>> START Exercise input

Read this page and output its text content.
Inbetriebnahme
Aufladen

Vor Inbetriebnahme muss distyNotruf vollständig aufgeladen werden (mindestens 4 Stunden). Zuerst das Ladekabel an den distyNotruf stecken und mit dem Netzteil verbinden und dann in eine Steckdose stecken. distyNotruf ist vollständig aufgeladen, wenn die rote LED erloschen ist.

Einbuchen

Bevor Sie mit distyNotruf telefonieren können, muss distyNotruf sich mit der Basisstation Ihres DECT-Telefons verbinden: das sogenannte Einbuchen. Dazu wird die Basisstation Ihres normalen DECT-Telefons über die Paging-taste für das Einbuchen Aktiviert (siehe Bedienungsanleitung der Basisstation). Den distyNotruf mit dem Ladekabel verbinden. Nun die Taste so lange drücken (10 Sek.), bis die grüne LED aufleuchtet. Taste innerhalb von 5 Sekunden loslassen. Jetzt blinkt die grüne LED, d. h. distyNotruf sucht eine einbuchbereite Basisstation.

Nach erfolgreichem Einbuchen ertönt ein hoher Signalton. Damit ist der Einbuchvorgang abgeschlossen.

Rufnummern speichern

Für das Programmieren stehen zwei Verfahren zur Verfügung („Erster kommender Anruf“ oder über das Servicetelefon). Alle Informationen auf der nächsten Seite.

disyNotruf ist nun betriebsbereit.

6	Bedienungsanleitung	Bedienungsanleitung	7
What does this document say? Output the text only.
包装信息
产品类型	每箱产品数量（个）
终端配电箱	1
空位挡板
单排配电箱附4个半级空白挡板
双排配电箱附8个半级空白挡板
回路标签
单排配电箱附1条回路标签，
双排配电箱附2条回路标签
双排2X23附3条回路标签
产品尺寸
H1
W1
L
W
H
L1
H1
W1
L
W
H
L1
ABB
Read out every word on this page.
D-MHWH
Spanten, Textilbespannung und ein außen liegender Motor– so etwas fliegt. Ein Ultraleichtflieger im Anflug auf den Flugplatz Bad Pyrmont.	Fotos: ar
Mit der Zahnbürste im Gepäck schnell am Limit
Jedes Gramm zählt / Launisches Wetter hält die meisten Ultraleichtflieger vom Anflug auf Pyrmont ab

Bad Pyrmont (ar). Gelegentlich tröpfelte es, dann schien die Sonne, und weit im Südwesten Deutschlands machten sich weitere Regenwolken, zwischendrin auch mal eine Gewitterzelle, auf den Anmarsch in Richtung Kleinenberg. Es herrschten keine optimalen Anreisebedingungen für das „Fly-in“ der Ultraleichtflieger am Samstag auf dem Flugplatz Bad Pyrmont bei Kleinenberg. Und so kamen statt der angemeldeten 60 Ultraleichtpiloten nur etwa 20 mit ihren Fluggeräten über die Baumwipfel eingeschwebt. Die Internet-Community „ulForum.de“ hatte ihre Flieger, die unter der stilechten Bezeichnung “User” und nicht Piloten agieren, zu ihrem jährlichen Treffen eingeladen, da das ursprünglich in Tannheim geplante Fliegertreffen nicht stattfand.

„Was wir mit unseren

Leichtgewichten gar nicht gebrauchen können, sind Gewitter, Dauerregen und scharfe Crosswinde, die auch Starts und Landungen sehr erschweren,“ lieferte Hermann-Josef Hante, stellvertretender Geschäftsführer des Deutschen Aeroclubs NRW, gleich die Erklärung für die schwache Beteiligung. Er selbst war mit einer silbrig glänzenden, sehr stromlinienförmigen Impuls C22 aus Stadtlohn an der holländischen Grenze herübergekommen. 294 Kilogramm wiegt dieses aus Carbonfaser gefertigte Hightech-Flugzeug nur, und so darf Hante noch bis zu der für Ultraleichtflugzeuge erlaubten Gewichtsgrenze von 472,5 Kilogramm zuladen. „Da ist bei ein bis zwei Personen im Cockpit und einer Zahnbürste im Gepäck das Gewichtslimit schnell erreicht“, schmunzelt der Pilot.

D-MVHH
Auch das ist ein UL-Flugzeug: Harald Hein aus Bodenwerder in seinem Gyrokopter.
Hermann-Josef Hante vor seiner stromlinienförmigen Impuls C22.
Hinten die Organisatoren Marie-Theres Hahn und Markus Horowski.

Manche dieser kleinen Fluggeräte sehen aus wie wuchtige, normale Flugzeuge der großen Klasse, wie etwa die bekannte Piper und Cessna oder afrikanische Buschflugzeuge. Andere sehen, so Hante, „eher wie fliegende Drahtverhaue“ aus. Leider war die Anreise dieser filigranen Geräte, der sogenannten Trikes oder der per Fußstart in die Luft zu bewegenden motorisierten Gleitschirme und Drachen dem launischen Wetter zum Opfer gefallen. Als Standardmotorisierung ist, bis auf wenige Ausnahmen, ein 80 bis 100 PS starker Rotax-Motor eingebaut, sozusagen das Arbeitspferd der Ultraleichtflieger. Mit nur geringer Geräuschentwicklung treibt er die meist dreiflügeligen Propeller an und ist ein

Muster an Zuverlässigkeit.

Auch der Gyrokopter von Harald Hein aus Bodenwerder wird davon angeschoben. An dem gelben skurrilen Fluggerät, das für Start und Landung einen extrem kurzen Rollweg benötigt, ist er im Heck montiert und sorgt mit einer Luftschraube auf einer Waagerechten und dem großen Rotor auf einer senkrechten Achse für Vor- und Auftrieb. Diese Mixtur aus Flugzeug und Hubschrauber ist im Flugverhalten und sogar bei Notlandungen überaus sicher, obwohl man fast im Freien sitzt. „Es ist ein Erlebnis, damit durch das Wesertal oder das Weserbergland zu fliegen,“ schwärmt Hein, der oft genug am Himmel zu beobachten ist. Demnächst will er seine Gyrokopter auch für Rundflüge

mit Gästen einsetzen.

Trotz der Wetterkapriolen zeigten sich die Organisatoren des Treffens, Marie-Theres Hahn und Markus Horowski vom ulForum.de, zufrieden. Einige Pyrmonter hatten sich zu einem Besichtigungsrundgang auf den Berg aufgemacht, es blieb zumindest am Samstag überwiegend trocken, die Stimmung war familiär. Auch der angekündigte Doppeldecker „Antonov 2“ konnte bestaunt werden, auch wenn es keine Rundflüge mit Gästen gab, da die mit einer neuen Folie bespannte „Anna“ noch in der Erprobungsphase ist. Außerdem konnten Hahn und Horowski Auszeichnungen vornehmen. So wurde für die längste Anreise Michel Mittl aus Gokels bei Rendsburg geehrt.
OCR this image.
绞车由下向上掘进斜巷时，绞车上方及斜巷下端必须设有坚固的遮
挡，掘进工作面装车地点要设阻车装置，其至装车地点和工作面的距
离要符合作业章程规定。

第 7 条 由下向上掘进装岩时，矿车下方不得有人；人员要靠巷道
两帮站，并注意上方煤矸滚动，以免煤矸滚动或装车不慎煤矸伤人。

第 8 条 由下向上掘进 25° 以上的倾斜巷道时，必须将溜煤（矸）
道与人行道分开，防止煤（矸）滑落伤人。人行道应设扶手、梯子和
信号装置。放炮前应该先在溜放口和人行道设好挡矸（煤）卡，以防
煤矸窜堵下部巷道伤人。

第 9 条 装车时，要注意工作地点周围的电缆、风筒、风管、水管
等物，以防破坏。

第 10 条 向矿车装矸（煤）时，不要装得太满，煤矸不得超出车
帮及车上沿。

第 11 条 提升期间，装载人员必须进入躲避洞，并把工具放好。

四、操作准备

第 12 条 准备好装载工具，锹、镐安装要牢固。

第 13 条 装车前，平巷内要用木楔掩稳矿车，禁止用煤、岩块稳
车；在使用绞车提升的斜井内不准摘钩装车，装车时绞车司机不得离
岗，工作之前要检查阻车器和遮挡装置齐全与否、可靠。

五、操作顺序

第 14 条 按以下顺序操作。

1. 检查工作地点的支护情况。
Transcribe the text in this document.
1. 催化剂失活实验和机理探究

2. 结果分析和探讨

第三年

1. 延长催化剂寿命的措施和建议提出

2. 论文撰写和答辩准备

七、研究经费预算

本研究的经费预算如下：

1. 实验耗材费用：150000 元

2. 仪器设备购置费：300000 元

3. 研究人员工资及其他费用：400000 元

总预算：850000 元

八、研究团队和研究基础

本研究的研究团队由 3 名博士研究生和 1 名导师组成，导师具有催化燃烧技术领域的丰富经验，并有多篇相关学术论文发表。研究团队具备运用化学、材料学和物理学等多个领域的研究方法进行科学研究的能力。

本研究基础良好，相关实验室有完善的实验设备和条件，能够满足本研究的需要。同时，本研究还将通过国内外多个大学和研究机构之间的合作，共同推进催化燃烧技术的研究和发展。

>> END Exercise input

## Task instructions
Restate word for word the lines from the one holding "Transcribe the text in this document." to the end of the listing, both ends included, and nothing more.

## Problem solution
Transcribe the text in this document.
1. 催化剂失活实验和机理探究

2. 结果分析和探讨

第三年

1. 延长催化剂寿命的措施和建议提出

2. 论文撰写和答辩准备

七、研究经费预算

本研究的经费预算如下：

1. 实验耗材费用：150000 元

2. 仪器设备购置费：300000 元

3. 研究人员工资及其他费用：400000 元

总预算：850000 元

八、研究团队和研究基础

本研究的研究团队由 3 名博士研究生和 1 名导师组成，导师具有催化燃烧技术领域的丰富经验，并有多篇相关学术论文发表。研究团队具备运用化学、材料学和物理学等多个领域的研究方法进行科学研究的能力。

本研究基础良好，相关实验室有完善的实验设备和条件，能够满足本研究的需要。同时，本研究还将通过国内外多个大学和研究机构之间的合作，共同推进催化燃烧技术的研究和发展。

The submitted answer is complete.